Review the material and extract every line in which the word "text" occurs.

*Stored entries*
* * *
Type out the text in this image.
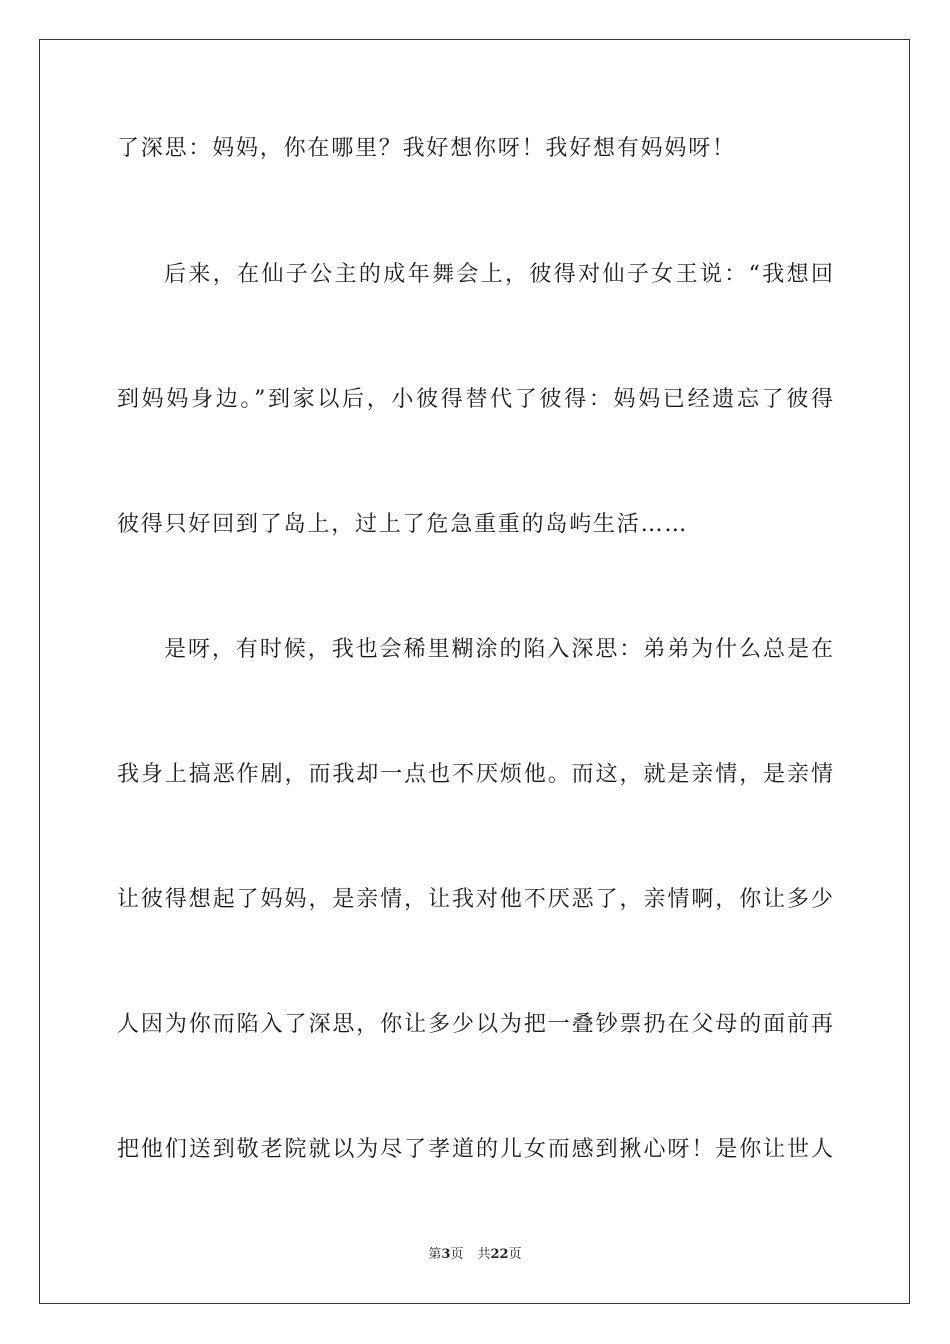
了深思：妈妈，你在哪里？我好想你呀！我好想有妈妈呀！
后来，在仙子公主的成年舞会上，彼得对仙子女王说：“我想回
到妈妈身边。”到家以后，小彼得替代了彼得：妈妈已经遗忘了彼得
彼得只好回到了岛上，过上了危急重重的岛屿生活……
是呀，有时候，我也会稀里糊涂的陷入深思：弟弟为什么总是在
我身上搞恶作剧，而我却一点也不厌烦他。而这，就是亲情，是亲情
让彼得想起了妈妈，是亲情，让我对他不厌恶了，亲情啊，你让多少
人因为你而陷入了深思，你让多少以为把一叠钞票扔在父母的面前再
把他们送到敬老院就以为尽了孝道的儿女而感到揪心呀！是你让世人
第3页 共22页
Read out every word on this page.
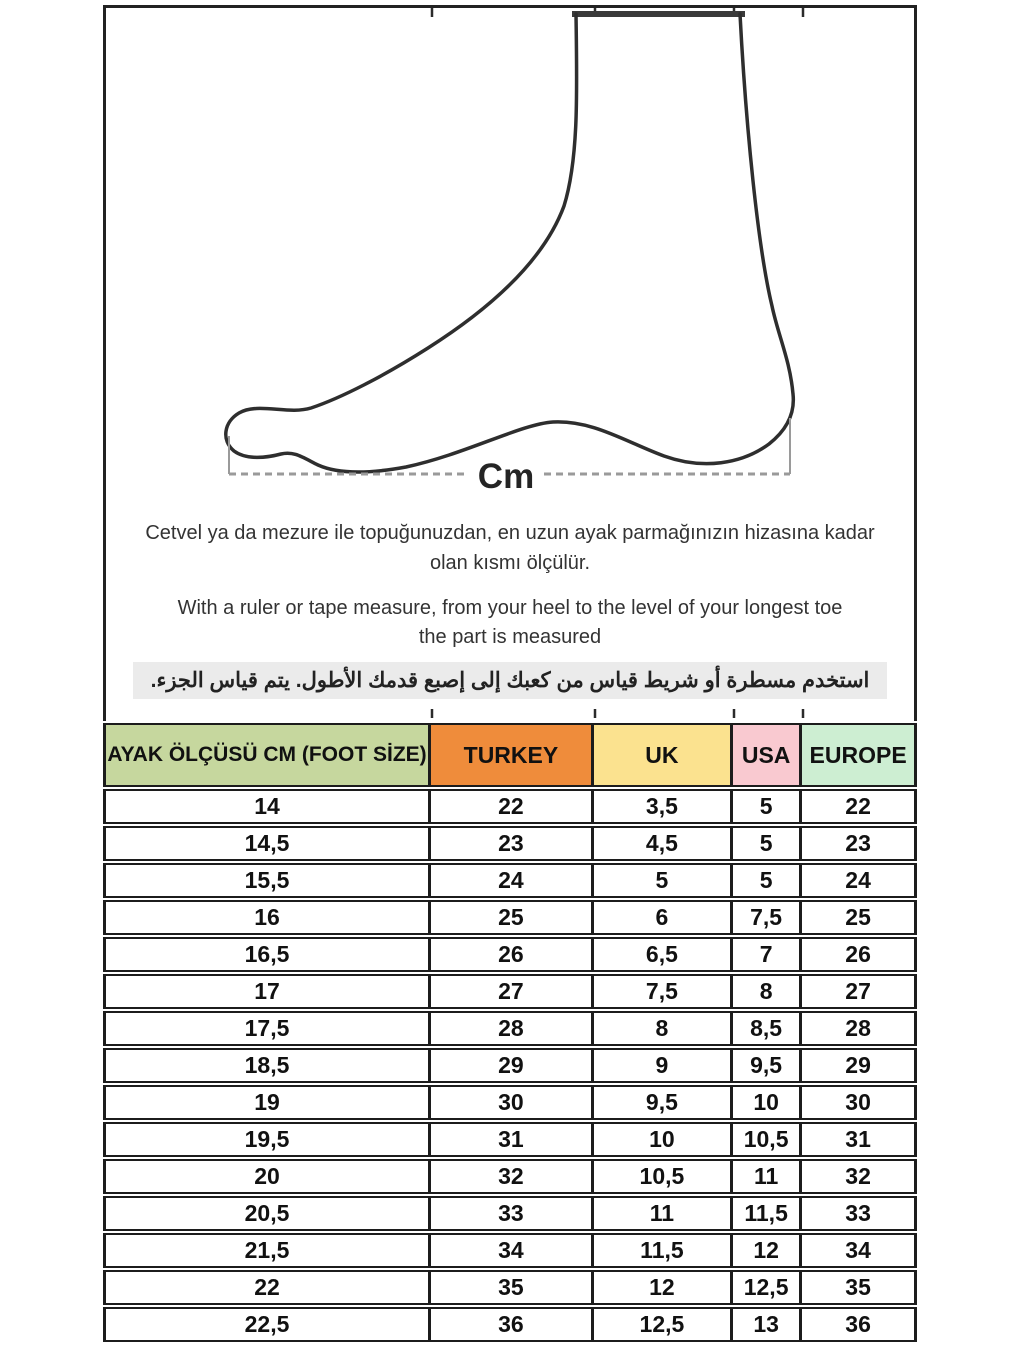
Cm

Cetvel ya da mezure ile topuğunuzdan, en uzun ayak parmağınızın hizasına kadar
olan kısmı ölçülür.

With a ruler or tape measure, from your heel to the level of your longest toe
the part is measured

استخدم مسطرة أو شريط قياس من كعبك إلى إصبع قدمك الأطول. يتم قياس الجزء.

AYAK ÖLÇÜSÜ CM (FOOT SİZE)	TURKEY	UK	USA	EUROPE
14	22	3,5	5	22
14,5	23	4,5	5	23
15,5	24	5	5	24
16	25	6	7,5	25
16,5	26	6,5	7	26
17	27	7,5	8	27
17,5	28	8	8,5	28
18,5	29	9	9,5	29
19	30	9,5	10	30
19,5	31	10	10,5	31
20	32	10,5	11	32
20,5	33	11	11,5	33
21,5	34	11,5	12	34
22	35	12	12,5	35
22,5	36	12,5	13	36
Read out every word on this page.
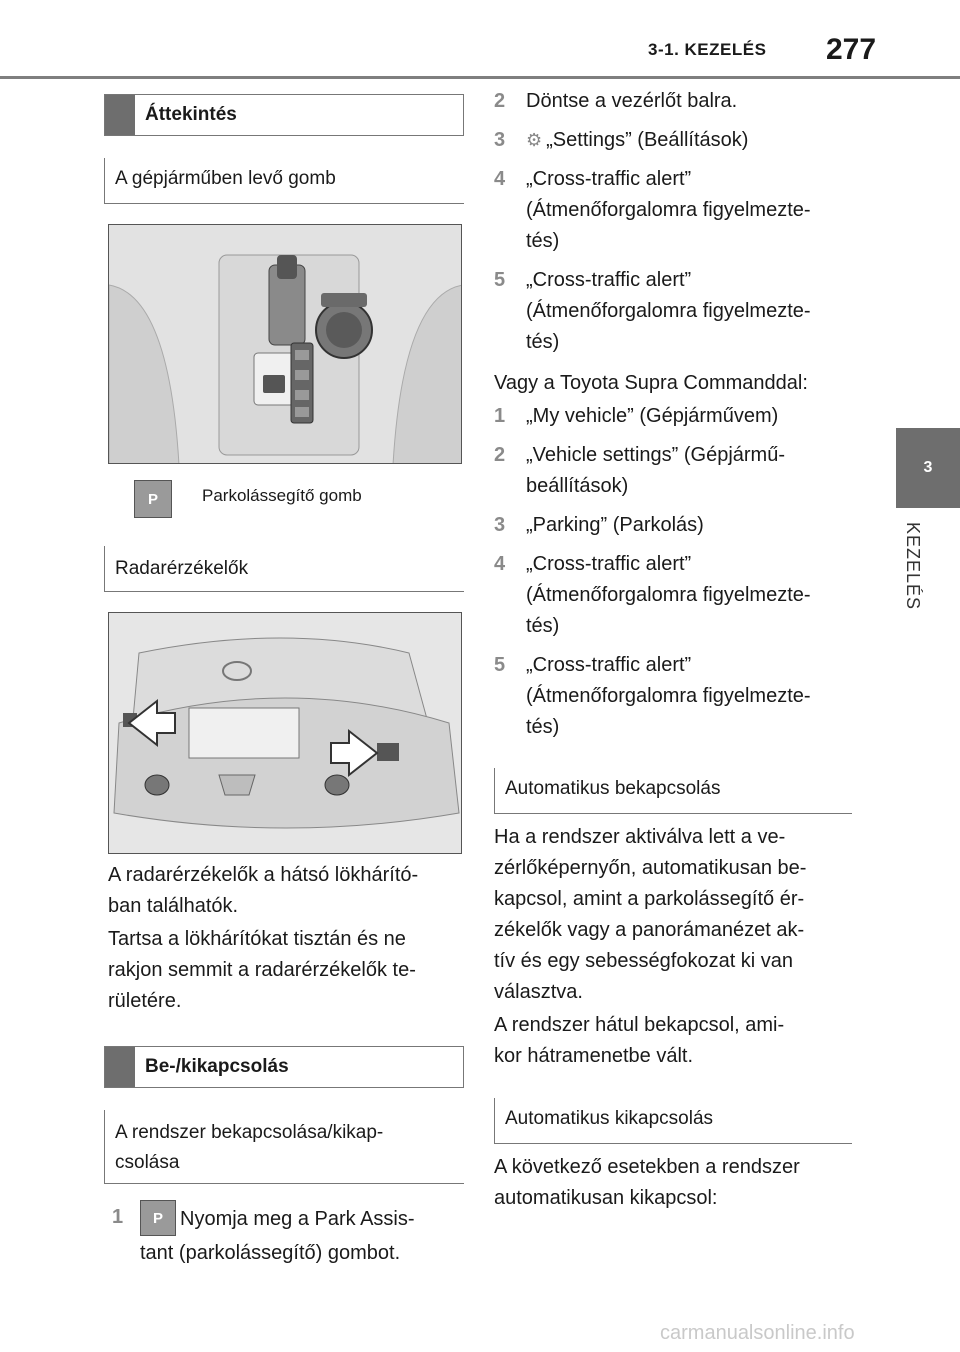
3-1. KEZELÉS 277
3
KEZELÉS
Áttekintés
A gépjárműben levő gomb
P	Parkolássegítő gomb
Radarérzékelők
A radarérzékelők a hátsó lökhárító-
ban találhatók.
Tartsa a lökhárítókat tisztán és ne
rakjon semmit a radarérzékelők te-
rületére.
Be-/kikapcsolás
A rendszer bekapcsolása/kikap-
csolása
1	P Nyomja meg a Park Assis-
tant (parkolássegítő) gombot.
2 Döntse a vezérlőt balra.
3 ⚙ „Settings” (Beállítások)
4 „Cross-traffic alert”
(Átmenőforgalomra figyelmezte-
tés)
5 „Cross-traffic alert”
(Átmenőforgalomra figyelmezte-
tés)
Vagy a Toyota Supra Commanddal:
1 „My vehicle” (Gépjárművem)
2 „Vehicle settings” (Gépjármű-
beállítások)
3 „Parking” (Parkolás)
4 „Cross-traffic alert”
(Átmenőforgalomra figyelmezte-
tés)
5 „Cross-traffic alert”
(Átmenőforgalomra figyelmezte-
tés)
Automatikus bekapcsolás
Ha a rendszer aktiválva lett a ve-
zérlőképernyőn, automatikusan be-
kapcsol, amint a parkolássegítő ér-
zékelők vagy a panorámanézet ak-
tív és egy sebességfokozat ki van
választva.
A rendszer hátul bekapcsol, ami-
kor hátramenetbe vált.
Automatikus kikapcsolás
A következő esetekben a rendszer
automatikusan kikapcsol:
carmanualsonline.info
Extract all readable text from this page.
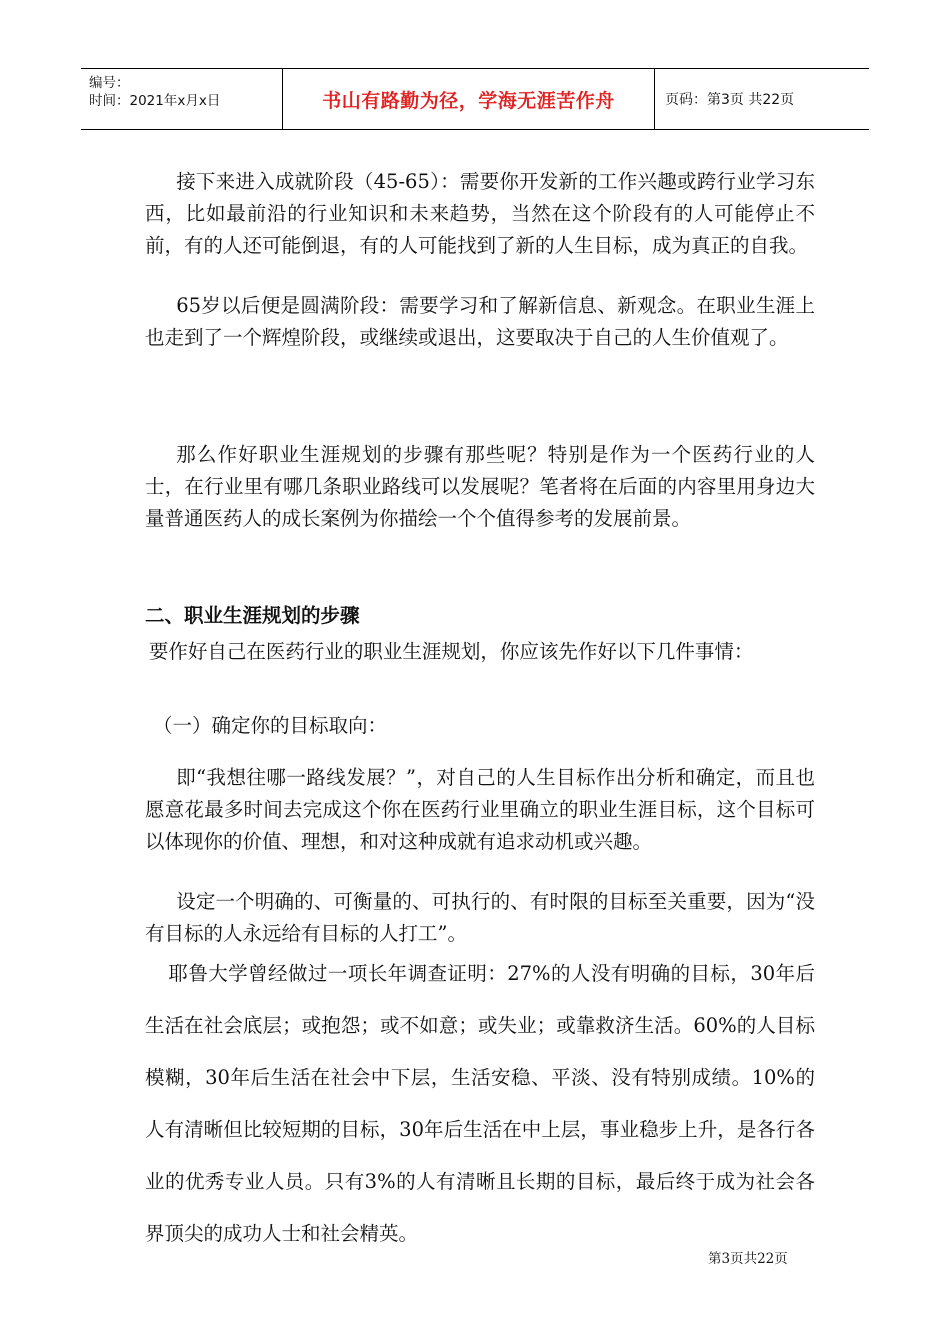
编号：
时间：2021年x月x日	书山有路勤为径，学海无涯苦作舟	页码：第3页 共22页

接下来进入成就阶段（45-65）：需要你开发新的工作兴趣或跨行业学习东西，比如最前沿的行业知识和未来趋势，当然在这个阶段有的人可能停止不前，有的人还可能倒退，有的人可能找到了新的人生目标，成为真正的自我。

65岁以后便是圆满阶段：需要学习和了解新信息、新观念。在职业生涯上也走到了一个辉煌阶段，或继续或退出，这要取决于自己的人生价值观了。

那么作好职业生涯规划的步骤有那些呢？特别是作为一个医药行业的人士，在行业里有哪几条职业路线可以发展呢？笔者将在后面的内容里用身边大量普通医药人的成长案例为你描绘一个个值得参考的发展前景。

二、职业生涯规划的步骤

要作好自己在医药行业的职业生涯规划，你应该先作好以下几件事情：

（一）确定你的目标取向：

即“我想往哪一路线发展？”，对自己的人生目标作出分析和确定，而且也愿意花最多时间去完成这个你在医药行业里确立的职业生涯目标，这个目标可以体现你的价值、理想，和对这种成就有追求动机或兴趣。

设定一个明确的、可衡量的、可执行的、有时限的目标至关重要，因为“没有目标的人永远给有目标的人打工”。

耶鲁大学曾经做过一项长年调查证明：27%的人没有明确的目标，30年后生活在社会底层；或抱怨；或不如意；或失业；或靠救济生活。60%的人目标模糊，30年后生活在社会中下层，生活安稳、平淡、没有特别成绩。10%的人有清晰但比较短期的目标，30年后生活在中上层，事业稳步上升，是各行各业的优秀专业人员。只有3%的人有清晰且长期的目标，最后终于成为社会各界顶尖的成功人士和社会精英。

第3页共22页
* * *
*Final result*
Type out the text in this image.
Extract all readable text from this page.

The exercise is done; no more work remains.